[SHORT TASK]
Reproduce all entries verbatim, with nothing added or dropped.

[RECORDS PROVIDED]
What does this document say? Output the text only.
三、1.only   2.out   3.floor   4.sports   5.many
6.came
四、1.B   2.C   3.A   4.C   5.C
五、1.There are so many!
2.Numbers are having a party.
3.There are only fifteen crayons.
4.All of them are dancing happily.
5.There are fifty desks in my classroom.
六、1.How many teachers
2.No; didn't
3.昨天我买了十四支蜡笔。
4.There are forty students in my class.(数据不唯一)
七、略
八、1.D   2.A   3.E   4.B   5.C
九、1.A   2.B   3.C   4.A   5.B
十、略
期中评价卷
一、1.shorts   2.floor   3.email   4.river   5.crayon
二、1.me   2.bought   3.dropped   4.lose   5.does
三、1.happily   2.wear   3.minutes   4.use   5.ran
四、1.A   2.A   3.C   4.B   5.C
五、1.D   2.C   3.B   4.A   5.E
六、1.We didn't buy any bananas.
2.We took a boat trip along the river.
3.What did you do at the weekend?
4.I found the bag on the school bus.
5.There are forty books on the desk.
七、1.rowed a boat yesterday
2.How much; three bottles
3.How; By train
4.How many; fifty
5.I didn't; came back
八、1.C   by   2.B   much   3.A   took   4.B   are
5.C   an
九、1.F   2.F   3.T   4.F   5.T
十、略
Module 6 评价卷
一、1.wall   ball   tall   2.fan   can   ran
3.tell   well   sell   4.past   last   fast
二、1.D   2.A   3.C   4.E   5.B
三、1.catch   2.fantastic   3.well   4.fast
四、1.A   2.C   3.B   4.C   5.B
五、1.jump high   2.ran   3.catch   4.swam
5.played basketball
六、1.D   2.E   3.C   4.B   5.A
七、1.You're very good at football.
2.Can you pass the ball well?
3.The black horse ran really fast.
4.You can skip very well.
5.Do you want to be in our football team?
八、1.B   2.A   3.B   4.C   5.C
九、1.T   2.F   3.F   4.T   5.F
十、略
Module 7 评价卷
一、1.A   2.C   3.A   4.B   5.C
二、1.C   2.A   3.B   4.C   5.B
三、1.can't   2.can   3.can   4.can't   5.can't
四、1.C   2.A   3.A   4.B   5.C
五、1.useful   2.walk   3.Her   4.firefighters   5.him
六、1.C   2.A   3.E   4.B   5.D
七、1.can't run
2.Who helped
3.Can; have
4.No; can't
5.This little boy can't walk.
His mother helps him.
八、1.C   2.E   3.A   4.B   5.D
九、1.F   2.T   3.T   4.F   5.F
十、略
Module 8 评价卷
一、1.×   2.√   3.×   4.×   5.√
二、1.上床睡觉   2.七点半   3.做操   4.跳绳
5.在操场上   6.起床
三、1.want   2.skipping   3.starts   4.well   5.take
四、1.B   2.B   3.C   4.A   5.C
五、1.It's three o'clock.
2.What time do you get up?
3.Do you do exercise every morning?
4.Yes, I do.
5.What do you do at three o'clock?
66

[TASK RESPONSE]
What does this document say? Output the text only.
三、1.only   2.out   3.floor   4.sports   5.many
6.came
四、1.B   2.C   3.A   4.C   5.C
五、1.There are so many!
2.Numbers are having a party.
3.There are only fifteen crayons.
4.All of them are dancing happily.
5.There are fifty desks in my classroom.
六、1.How many teachers
2.No; didn't
3.昨天我买了十四支蜡笔。
4.There are forty students in my class.(数据不唯一)
七、略
八、1.D   2.A   3.E   4.B   5.C
九、1.A   2.B   3.C   4.A   5.B
十、略
期中评价卷
一、1.shorts   2.floor   3.email   4.river   5.crayon
二、1.me   2.bought   3.dropped   4.lose   5.does
三、1.happily   2.wear   3.minutes   4.use   5.ran
四、1.A   2.A   3.C   4.B   5.C
五、1.D   2.C   3.B   4.A   5.E
六、1.We didn't buy any bananas.
2.We took a boat trip along the river.
3.What did you do at the weekend?
4.I found the bag on the school bus.
5.There are forty books on the desk.
七、1.rowed a boat yesterday
2.How much; three bottles
3.How; By train
4.How many; fifty
5.I didn't; came back
八、1.C   by   2.B   much   3.A   took   4.B   are
5.C   an
九、1.F   2.F   3.T   4.F   5.T
十、略
Module 6 评价卷
一、1.wall   ball   tall   2.fan   can   ran
3.tell   well   sell   4.past   last   fast
二、1.D   2.A   3.C   4.E   5.B
三、1.catch   2.fantastic   3.well   4.fast
四、1.A   2.C   3.B   4.C   5.B
五、1.jump high   2.ran   3.catch   4.swam
5.played basketball
六、1.D   2.E   3.C   4.B   5.A
七、1.You're very good at football.
2.Can you pass the ball well?
3.The black horse ran really fast.
4.You can skip very well.
5.Do you want to be in our football team?
八、1.B   2.A   3.B   4.C   5.C
九、1.T   2.F   3.F   4.T   5.F
十、略
Module 7 评价卷
一、1.A   2.C   3.A   4.B   5.C
二、1.C   2.A   3.B   4.C   5.B
三、1.can't   2.can   3.can   4.can't   5.can't
四、1.C   2.A   3.A   4.B   5.C
五、1.useful   2.walk   3.Her   4.firefighters   5.him
六、1.C   2.A   3.E   4.B   5.D
七、1.can't run
2.Who helped
3.Can; have
4.No; can't
5.This little boy can't walk.
His mother helps him.
八、1.C   2.E   3.A   4.B   5.D
九、1.F   2.T   3.T   4.F   5.F
十、略
Module 8 评价卷
一、1.×   2.√   3.×   4.×   5.√
二、1.上床睡觉   2.七点半   3.做操   4.跳绳
5.在操场上   6.起床
三、1.want   2.skipping   3.starts   4.well   5.take
四、1.B   2.B   3.C   4.A   5.C
五、1.It's three o'clock.
2.What time do you get up?
3.Do you do exercise every morning?
4.Yes, I do.
5.What do you do at three o'clock?
66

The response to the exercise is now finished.